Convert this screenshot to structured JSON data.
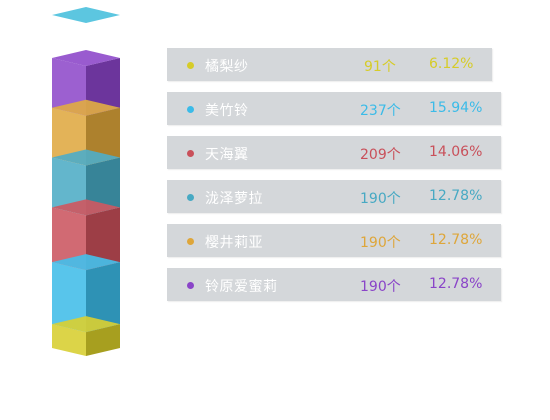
{
  "chart_data": {
    "type": "bar",
    "subtype": "stacked-3d-prism",
    "categories": [
      "橘梨纱",
      "美竹铃",
      "天海翼",
      "泷泽萝拉",
      "樱井莉亚",
      "铃原爱蜜莉"
    ],
    "values": [
      91,
      237,
      209,
      190,
      190,
      190
    ],
    "value_labels": [
      "91个",
      "237个",
      "209个",
      "190个",
      "190个",
      "190个"
    ],
    "percent_labels": [
      "6.12%",
      "15.94%",
      "14.06%",
      "12.78%",
      "12.78%",
      "12.78%"
    ],
    "colors": [
      "#d6cc28",
      "#3bbbe8",
      "#c9505a",
      "#47a9c3",
      "#dea63a",
      "#8a44c8"
    ],
    "stack_order_bottom_to_top": [
      "橘梨纱",
      "美竹铃",
      "天海翼",
      "泷泽萝拉",
      "樱井莉亚",
      "铃原爱蜜莉"
    ],
    "legend_position": "right"
  }
}
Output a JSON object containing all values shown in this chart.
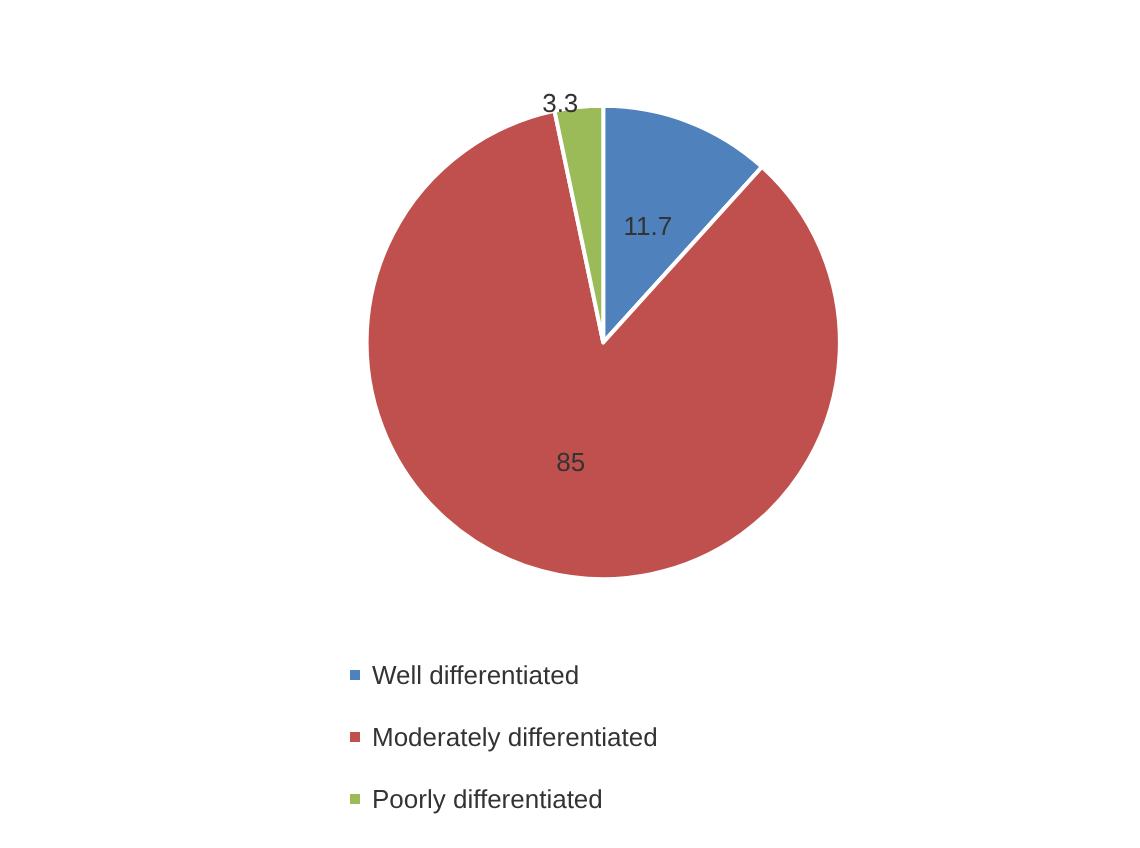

Work to be completed: Reproduce all the records verbatim, excluding images.

Complete response:
Convert this screenshot to structured JSON data.
{
  "chart_data": {
    "type": "bar",
    "subtype": "stacked-3d-prism",
    "categories": [
      "橘梨纱",
      "美竹铃",
      "天海翼",
      "泷泽萝拉",
      "樱井莉亚",
      "铃原爱蜜莉"
    ],
    "values": [
      91,
      237,
      209,
      190,
      190,
      190
    ],
    "value_labels": [
      "91个",
      "237个",
      "209个",
      "190个",
      "190个",
      "190个"
    ],
    "percent_labels": [
      "6.12%",
      "15.94%",
      "14.06%",
      "12.78%",
      "12.78%",
      "12.78%"
    ],
    "colors": [
      "#d6cc28",
      "#3bbbe8",
      "#c9505a",
      "#47a9c3",
      "#dea63a",
      "#8a44c8"
    ],
    "stack_order_bottom_to_top": [
      "橘梨纱",
      "美竹铃",
      "天海翼",
      "泷泽萝拉",
      "樱井莉亚",
      "铃原爱蜜莉"
    ],
    "legend_position": "right"
  }
}
Output a JSON object containing all values shown in this chart.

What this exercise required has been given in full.